Goal »
Quote the entries word for word. Omit the pictures.

(Entries from a visual dataset)

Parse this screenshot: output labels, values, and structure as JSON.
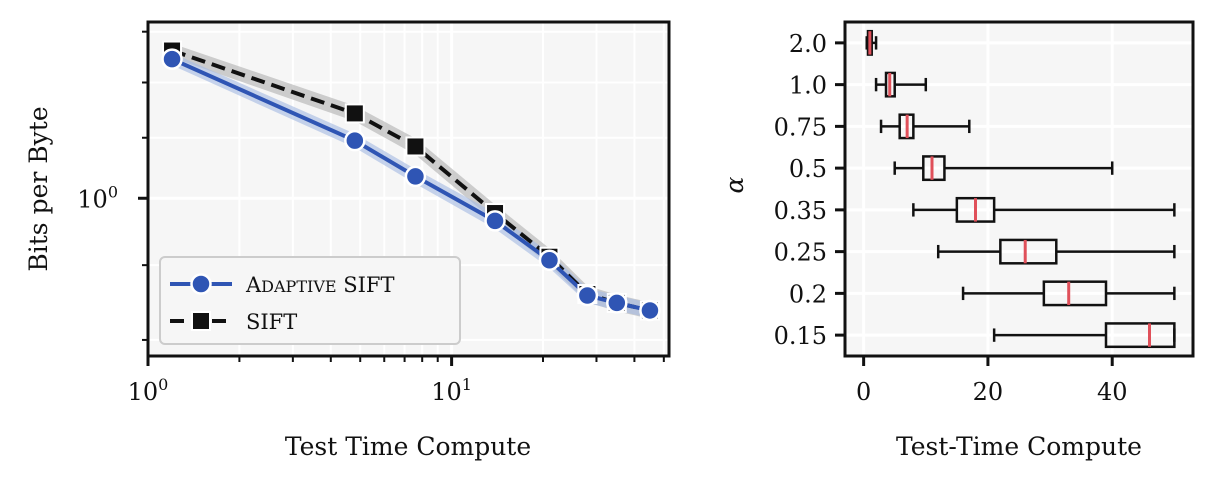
{
  "chart_data": [
    {
      "type": "line",
      "xlabel": "Test Time Compute",
      "ylabel": "Bits per Byte",
      "xscale": "log",
      "yscale": "log",
      "xlim": [
        1.0,
        52
      ],
      "ylim": [
        0.78,
        1.32
      ],
      "xticks": [
        {
          "value": 1,
          "label": "10",
          "exp": "0"
        },
        {
          "value": 10,
          "label": "10",
          "exp": "1"
        }
      ],
      "yticks": [
        {
          "value": 1.0,
          "label": "10",
          "exp": "0"
        }
      ],
      "grid": true,
      "legend": "lower-left",
      "series": [
        {
          "name": "Adaptive SIFT",
          "legend_main": "A",
          "legend_small": "DAPTIVE",
          "legend_rest": " SIFT",
          "color": "#2f55b4",
          "band_color": "#a9bde3",
          "marker": "circle",
          "linestyle": "solid",
          "x": [
            1.2,
            4.8,
            7.6,
            13.9,
            21.0,
            28.0,
            35.0,
            45.0
          ],
          "y": [
            1.245,
            1.095,
            1.035,
            0.965,
            0.907,
            0.858,
            0.848,
            0.838
          ],
          "band": [
            0.012,
            0.012,
            0.012,
            0.012,
            0.011,
            0.01,
            0.01,
            0.01
          ]
        },
        {
          "name": "SIFT",
          "color": "#111111",
          "band_color": "#b5b5b5",
          "marker": "square",
          "linestyle": "dashed",
          "x": [
            1.2,
            4.8,
            7.6,
            13.9,
            21.0,
            28.0,
            35.0,
            45.0
          ],
          "y": [
            1.262,
            1.143,
            1.085,
            0.977,
            0.912,
            0.86,
            0.848,
            0.838
          ],
          "band": [
            0.014,
            0.014,
            0.014,
            0.013,
            0.012,
            0.011,
            0.011,
            0.011
          ]
        }
      ]
    },
    {
      "type": "boxplot",
      "orientation": "horizontal",
      "xlabel": "Test-Time Compute",
      "ylabel": "α",
      "xlim": [
        -3,
        53
      ],
      "xticks": [
        0,
        20,
        40
      ],
      "grid": true,
      "median_color": "#e0505a",
      "categories": [
        "2.0",
        "1.0",
        "0.75",
        "0.5",
        "0.35",
        "0.25",
        "0.2",
        "0.15"
      ],
      "boxes": [
        {
          "label": "2.0",
          "whisker_low": 0.5,
          "q1": 0.7,
          "median": 1.0,
          "q3": 1.3,
          "whisker_high": 2.0
        },
        {
          "label": "1.0",
          "whisker_low": 2.0,
          "q1": 3.6,
          "median": 4.2,
          "q3": 5.0,
          "whisker_high": 10.0
        },
        {
          "label": "0.75",
          "whisker_low": 2.8,
          "q1": 5.8,
          "median": 7.0,
          "q3": 8.0,
          "whisker_high": 17.0
        },
        {
          "label": "0.5",
          "whisker_low": 5.0,
          "q1": 9.6,
          "median": 11.0,
          "q3": 13.0,
          "whisker_high": 40.0
        },
        {
          "label": "0.35",
          "whisker_low": 8.0,
          "q1": 15.0,
          "median": 18.0,
          "q3": 21.0,
          "whisker_high": 50.0
        },
        {
          "label": "0.25",
          "whisker_low": 12.0,
          "q1": 22.0,
          "median": 26.0,
          "q3": 31.0,
          "whisker_high": 50.0
        },
        {
          "label": "0.2",
          "whisker_low": 16.0,
          "q1": 29.0,
          "median": 33.0,
          "q3": 39.0,
          "whisker_high": 50.0
        },
        {
          "label": "0.15",
          "whisker_low": 21.0,
          "q1": 39.0,
          "median": 46.0,
          "q3": 50.0,
          "whisker_high": 50.0
        }
      ]
    }
  ]
}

Answer below »
Parse this screenshot: output labels, values, and structure as JSON.
{
  "chart_data": [
    {
      "type": "line",
      "xlabel": "Test Time Compute",
      "ylabel": "Bits per Byte",
      "xscale": "log",
      "yscale": "log",
      "xlim": [
        1.0,
        52
      ],
      "ylim": [
        0.78,
        1.32
      ],
      "xticks": [
        {
          "value": 1,
          "label": "10",
          "exp": "0"
        },
        {
          "value": 10,
          "label": "10",
          "exp": "1"
        }
      ],
      "yticks": [
        {
          "value": 1.0,
          "label": "10",
          "exp": "0"
        }
      ],
      "grid": true,
      "legend": "lower-left",
      "series": [
        {
          "name": "Adaptive SIFT",
          "legend_main": "A",
          "legend_small": "DAPTIVE",
          "legend_rest": " SIFT",
          "color": "#2f55b4",
          "band_color": "#a9bde3",
          "marker": "circle",
          "linestyle": "solid",
          "x": [
            1.2,
            4.8,
            7.6,
            13.9,
            21.0,
            28.0,
            35.0,
            45.0
          ],
          "y": [
            1.245,
            1.095,
            1.035,
            0.965,
            0.907,
            0.858,
            0.848,
            0.838
          ],
          "band": [
            0.012,
            0.012,
            0.012,
            0.012,
            0.011,
            0.01,
            0.01,
            0.01
          ]
        },
        {
          "name": "SIFT",
          "color": "#111111",
          "band_color": "#b5b5b5",
          "marker": "square",
          "linestyle": "dashed",
          "x": [
            1.2,
            4.8,
            7.6,
            13.9,
            21.0,
            28.0,
            35.0,
            45.0
          ],
          "y": [
            1.262,
            1.143,
            1.085,
            0.977,
            0.912,
            0.86,
            0.848,
            0.838
          ],
          "band": [
            0.014,
            0.014,
            0.014,
            0.013,
            0.012,
            0.011,
            0.011,
            0.011
          ]
        }
      ]
    },
    {
      "type": "boxplot",
      "orientation": "horizontal",
      "xlabel": "Test-Time Compute",
      "ylabel": "α",
      "xlim": [
        -3,
        53
      ],
      "xticks": [
        0,
        20,
        40
      ],
      "grid": true,
      "median_color": "#e0505a",
      "categories": [
        "2.0",
        "1.0",
        "0.75",
        "0.5",
        "0.35",
        "0.25",
        "0.2",
        "0.15"
      ],
      "boxes": [
        {
          "label": "2.0",
          "whisker_low": 0.5,
          "q1": 0.7,
          "median": 1.0,
          "q3": 1.3,
          "whisker_high": 2.0
        },
        {
          "label": "1.0",
          "whisker_low": 2.0,
          "q1": 3.6,
          "median": 4.2,
          "q3": 5.0,
          "whisker_high": 10.0
        },
        {
          "label": "0.75",
          "whisker_low": 2.8,
          "q1": 5.8,
          "median": 7.0,
          "q3": 8.0,
          "whisker_high": 17.0
        },
        {
          "label": "0.5",
          "whisker_low": 5.0,
          "q1": 9.6,
          "median": 11.0,
          "q3": 13.0,
          "whisker_high": 40.0
        },
        {
          "label": "0.35",
          "whisker_low": 8.0,
          "q1": 15.0,
          "median": 18.0,
          "q3": 21.0,
          "whisker_high": 50.0
        },
        {
          "label": "0.25",
          "whisker_low": 12.0,
          "q1": 22.0,
          "median": 26.0,
          "q3": 31.0,
          "whisker_high": 50.0
        },
        {
          "label": "0.2",
          "whisker_low": 16.0,
          "q1": 29.0,
          "median": 33.0,
          "q3": 39.0,
          "whisker_high": 50.0
        },
        {
          "label": "0.15",
          "whisker_low": 21.0,
          "q1": 39.0,
          "median": 46.0,
          "q3": 50.0,
          "whisker_high": 50.0
        }
      ]
    }
  ]
}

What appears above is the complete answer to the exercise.